EXERCISE MATERIAL:
- - - -
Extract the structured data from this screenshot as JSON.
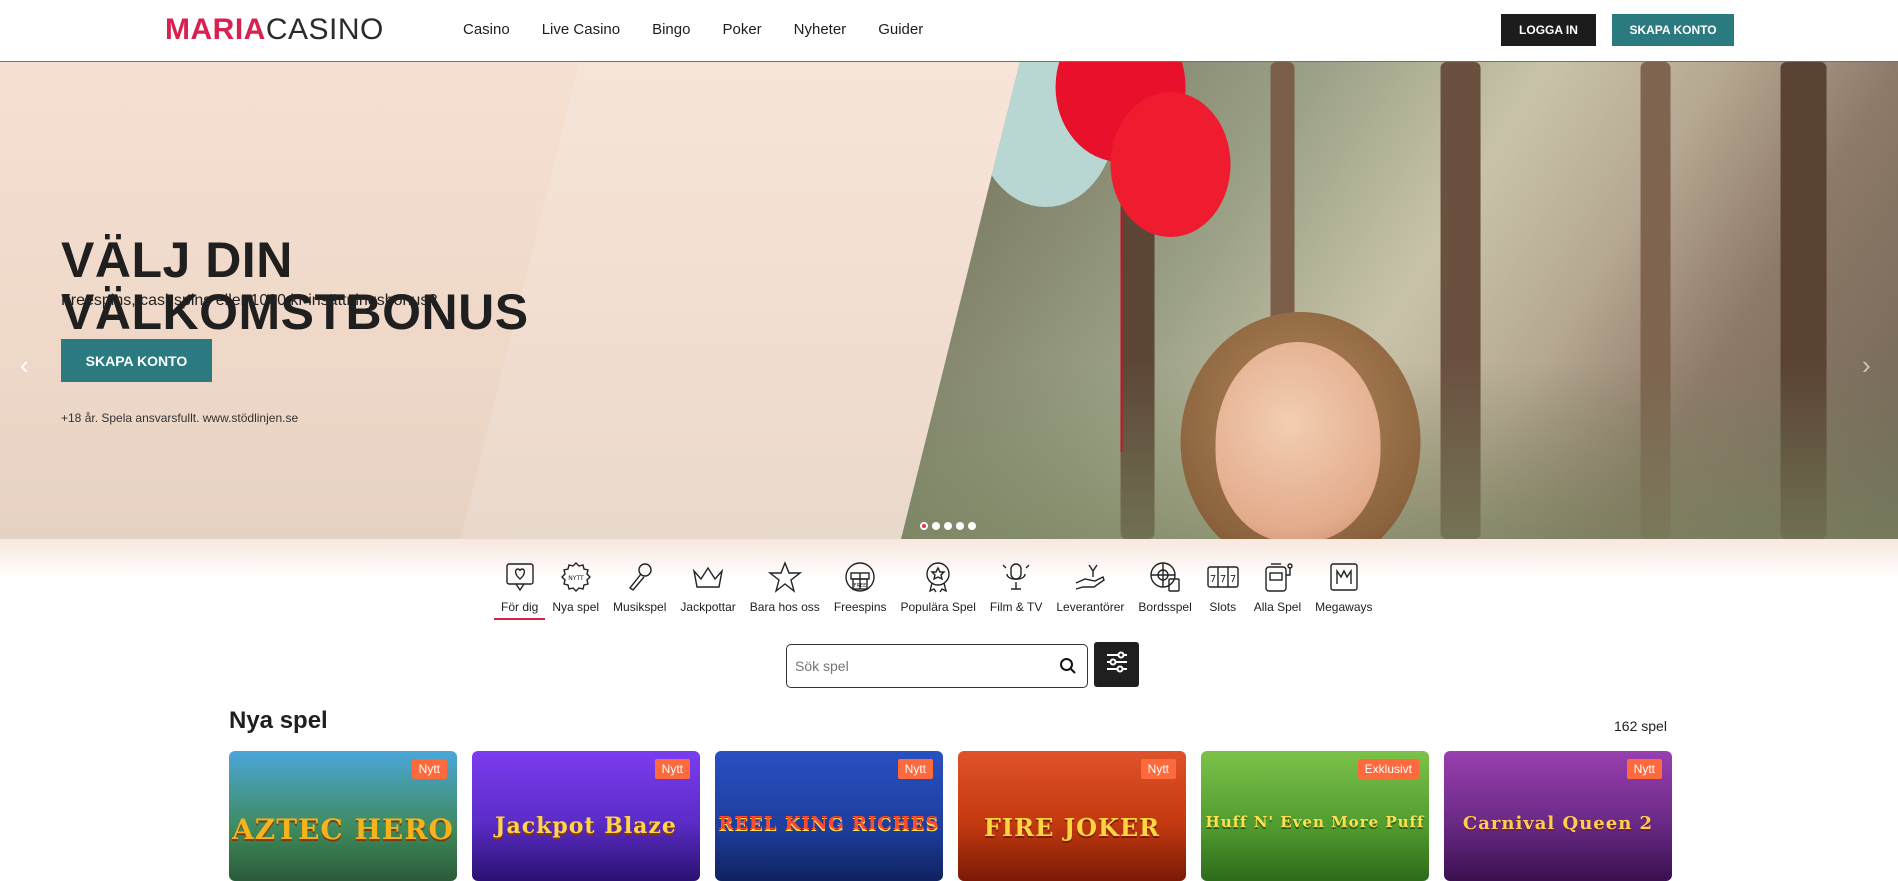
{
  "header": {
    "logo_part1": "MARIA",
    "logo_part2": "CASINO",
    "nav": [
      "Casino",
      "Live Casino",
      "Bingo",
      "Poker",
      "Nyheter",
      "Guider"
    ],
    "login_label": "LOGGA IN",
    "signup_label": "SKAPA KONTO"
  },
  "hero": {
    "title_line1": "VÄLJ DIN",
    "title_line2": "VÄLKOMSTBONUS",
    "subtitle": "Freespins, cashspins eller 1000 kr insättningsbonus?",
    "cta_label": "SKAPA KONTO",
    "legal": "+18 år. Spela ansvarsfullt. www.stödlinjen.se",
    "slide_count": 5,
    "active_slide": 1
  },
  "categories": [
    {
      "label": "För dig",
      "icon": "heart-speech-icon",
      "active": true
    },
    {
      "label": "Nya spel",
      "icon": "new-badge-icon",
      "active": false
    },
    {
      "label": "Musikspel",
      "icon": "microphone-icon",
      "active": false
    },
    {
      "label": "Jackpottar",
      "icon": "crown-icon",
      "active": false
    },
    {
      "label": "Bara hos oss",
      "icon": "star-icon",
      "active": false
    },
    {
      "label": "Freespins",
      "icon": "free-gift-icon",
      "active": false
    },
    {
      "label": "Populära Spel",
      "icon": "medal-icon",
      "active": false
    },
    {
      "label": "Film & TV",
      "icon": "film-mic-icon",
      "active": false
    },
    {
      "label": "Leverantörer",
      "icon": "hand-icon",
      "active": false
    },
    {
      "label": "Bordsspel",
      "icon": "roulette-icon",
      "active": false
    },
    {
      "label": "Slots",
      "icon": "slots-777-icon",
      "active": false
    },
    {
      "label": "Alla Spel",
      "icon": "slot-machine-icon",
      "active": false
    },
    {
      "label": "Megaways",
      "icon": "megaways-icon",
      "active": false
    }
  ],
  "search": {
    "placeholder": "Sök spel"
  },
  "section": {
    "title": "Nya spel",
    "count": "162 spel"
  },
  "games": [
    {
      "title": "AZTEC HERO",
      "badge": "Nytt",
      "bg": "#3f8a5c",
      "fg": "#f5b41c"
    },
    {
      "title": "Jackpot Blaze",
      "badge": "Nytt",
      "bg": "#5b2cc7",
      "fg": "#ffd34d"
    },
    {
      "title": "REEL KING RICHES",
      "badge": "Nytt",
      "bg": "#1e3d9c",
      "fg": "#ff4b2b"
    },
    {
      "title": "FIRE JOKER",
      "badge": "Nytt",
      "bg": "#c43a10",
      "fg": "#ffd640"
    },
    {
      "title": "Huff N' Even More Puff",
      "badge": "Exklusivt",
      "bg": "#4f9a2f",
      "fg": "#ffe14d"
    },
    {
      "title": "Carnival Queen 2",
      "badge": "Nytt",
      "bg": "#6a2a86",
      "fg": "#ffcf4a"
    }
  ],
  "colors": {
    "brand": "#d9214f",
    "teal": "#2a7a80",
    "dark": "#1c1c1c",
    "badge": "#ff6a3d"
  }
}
- - - -
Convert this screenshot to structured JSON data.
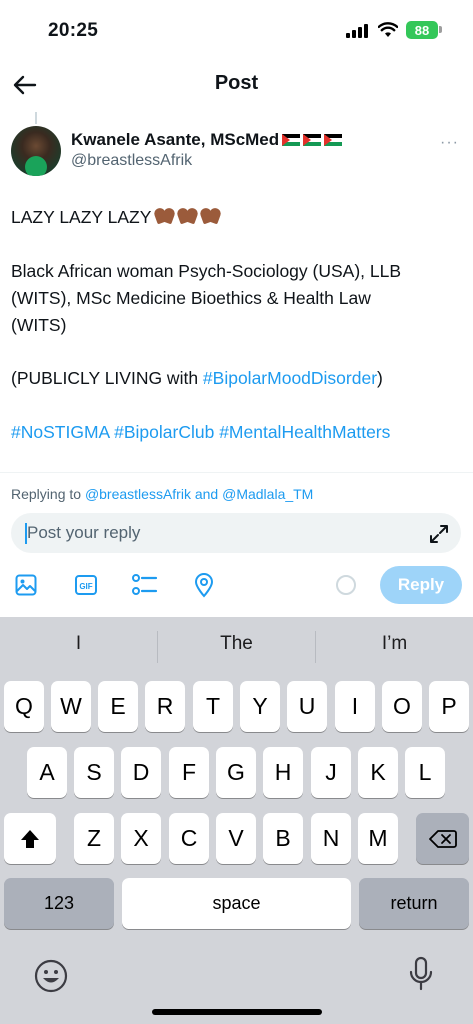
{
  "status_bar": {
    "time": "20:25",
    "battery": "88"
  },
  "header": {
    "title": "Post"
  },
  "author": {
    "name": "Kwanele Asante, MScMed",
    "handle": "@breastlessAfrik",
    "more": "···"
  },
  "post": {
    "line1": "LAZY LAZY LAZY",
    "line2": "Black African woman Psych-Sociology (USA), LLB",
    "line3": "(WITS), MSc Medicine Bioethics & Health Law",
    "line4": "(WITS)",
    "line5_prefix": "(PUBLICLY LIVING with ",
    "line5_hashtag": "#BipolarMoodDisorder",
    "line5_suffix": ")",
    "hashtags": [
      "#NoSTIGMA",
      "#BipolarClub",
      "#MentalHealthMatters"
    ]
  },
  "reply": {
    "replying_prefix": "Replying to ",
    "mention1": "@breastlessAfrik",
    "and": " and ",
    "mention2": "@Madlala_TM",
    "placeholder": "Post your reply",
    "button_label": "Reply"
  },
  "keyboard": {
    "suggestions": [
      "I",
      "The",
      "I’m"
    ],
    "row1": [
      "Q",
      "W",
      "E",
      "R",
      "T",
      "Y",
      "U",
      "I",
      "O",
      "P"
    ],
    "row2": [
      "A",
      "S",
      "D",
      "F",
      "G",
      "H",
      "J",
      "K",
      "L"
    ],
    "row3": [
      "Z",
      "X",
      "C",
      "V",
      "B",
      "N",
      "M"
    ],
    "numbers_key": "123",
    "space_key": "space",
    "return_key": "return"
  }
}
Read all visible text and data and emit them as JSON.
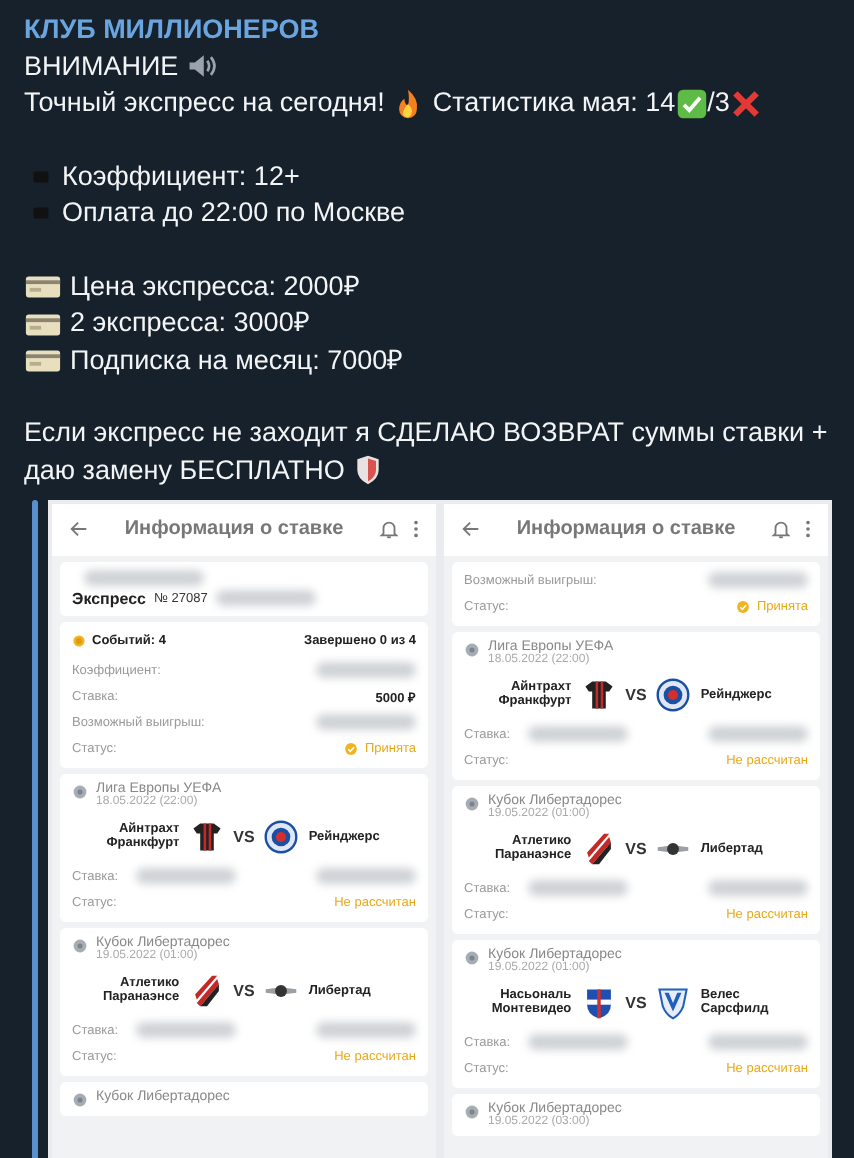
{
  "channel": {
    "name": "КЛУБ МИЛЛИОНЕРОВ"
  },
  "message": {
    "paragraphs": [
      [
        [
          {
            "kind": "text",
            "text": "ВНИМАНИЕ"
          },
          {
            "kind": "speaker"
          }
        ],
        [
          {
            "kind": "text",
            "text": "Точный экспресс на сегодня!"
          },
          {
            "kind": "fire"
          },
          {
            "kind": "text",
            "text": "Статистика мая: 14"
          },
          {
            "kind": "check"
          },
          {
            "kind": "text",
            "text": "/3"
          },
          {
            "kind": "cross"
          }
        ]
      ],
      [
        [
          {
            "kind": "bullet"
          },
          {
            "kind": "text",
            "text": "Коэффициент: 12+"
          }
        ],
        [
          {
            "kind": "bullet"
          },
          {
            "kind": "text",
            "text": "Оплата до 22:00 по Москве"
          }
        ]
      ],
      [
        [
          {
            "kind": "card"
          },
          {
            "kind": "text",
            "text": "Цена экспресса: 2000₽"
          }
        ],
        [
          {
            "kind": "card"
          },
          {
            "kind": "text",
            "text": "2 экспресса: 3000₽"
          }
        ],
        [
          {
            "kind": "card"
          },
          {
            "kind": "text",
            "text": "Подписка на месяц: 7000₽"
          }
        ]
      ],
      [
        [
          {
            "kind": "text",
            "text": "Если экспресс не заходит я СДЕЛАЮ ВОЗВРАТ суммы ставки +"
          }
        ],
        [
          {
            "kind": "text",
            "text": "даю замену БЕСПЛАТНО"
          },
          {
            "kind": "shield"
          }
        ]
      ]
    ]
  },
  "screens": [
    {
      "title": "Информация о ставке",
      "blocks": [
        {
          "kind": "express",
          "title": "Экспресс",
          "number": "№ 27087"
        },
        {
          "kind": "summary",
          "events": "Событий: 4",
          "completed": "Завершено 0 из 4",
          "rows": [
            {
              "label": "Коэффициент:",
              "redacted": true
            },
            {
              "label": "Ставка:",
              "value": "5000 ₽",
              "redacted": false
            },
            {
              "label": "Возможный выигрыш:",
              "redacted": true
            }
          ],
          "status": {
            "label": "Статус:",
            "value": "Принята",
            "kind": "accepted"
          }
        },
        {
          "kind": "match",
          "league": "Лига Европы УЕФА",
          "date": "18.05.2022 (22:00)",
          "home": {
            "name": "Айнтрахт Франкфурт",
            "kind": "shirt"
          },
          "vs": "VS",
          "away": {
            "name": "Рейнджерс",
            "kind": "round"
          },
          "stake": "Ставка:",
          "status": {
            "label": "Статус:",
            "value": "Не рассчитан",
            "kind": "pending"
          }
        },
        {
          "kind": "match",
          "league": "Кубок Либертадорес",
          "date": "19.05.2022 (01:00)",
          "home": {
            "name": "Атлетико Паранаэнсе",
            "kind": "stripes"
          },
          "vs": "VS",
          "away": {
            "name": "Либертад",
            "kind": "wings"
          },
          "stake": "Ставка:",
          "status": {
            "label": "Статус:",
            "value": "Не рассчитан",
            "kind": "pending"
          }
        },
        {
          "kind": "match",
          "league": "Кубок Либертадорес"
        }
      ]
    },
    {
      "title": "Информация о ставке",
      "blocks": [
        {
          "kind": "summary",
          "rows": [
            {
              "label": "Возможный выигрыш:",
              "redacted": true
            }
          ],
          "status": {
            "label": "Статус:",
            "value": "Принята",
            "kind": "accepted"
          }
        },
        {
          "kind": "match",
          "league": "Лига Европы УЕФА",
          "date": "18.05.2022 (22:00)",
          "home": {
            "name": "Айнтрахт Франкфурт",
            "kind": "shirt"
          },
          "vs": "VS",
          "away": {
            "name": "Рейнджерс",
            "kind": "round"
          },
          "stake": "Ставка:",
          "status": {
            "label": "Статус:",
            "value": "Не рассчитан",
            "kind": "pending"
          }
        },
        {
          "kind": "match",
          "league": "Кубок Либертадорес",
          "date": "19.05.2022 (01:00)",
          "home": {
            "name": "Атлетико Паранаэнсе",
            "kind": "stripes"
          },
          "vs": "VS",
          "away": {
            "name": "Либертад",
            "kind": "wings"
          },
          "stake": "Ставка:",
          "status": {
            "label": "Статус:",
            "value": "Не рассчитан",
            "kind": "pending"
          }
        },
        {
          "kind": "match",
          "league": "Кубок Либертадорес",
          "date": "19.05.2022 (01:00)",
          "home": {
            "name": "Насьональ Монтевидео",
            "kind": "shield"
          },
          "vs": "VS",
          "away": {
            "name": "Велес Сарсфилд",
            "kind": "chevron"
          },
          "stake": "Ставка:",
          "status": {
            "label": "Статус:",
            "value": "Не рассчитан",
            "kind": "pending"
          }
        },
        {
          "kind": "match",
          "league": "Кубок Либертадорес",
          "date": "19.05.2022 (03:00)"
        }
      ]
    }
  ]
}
- - - -
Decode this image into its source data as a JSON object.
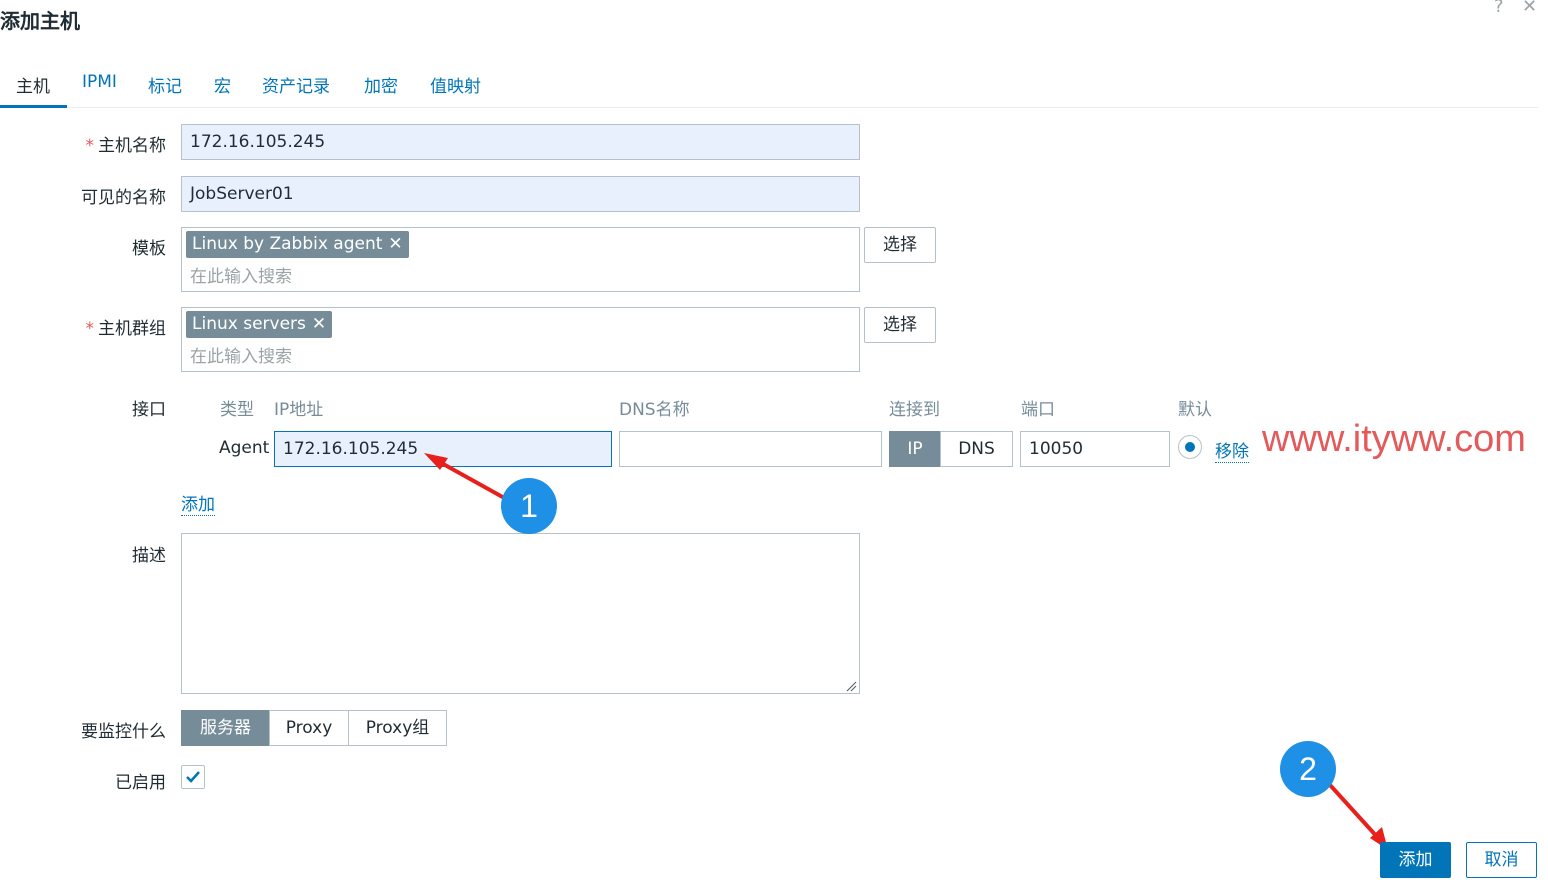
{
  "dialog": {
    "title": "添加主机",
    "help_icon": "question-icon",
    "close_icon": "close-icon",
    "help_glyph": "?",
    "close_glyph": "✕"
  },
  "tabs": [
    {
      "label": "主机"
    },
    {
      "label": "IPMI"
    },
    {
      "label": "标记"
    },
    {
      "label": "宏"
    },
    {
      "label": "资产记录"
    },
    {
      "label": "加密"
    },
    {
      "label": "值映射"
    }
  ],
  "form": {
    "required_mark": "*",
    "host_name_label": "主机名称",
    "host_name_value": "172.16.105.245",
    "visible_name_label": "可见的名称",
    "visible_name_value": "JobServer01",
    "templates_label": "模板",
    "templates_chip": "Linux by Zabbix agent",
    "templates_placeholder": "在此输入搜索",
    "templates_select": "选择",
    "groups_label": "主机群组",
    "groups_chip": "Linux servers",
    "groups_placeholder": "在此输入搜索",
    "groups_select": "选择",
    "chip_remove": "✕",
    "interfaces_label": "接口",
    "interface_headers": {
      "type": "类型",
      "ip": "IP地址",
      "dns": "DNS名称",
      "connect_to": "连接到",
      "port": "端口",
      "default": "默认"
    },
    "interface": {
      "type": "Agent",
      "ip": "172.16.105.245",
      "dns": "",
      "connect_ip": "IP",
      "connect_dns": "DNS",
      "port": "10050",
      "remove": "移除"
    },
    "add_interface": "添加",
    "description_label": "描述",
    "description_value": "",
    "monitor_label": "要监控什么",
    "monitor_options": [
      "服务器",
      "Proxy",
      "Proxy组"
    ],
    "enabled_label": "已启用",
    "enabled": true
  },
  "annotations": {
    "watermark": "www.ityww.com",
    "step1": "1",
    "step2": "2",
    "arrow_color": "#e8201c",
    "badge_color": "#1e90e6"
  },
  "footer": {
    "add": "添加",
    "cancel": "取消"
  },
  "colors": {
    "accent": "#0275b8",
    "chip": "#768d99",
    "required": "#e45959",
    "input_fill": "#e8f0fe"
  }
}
- - - -
WHAT TO WORK ON:
Exactly how many lines of the listing above contain the string "JSON"? Give no more than the number.

TASK RESULT:
4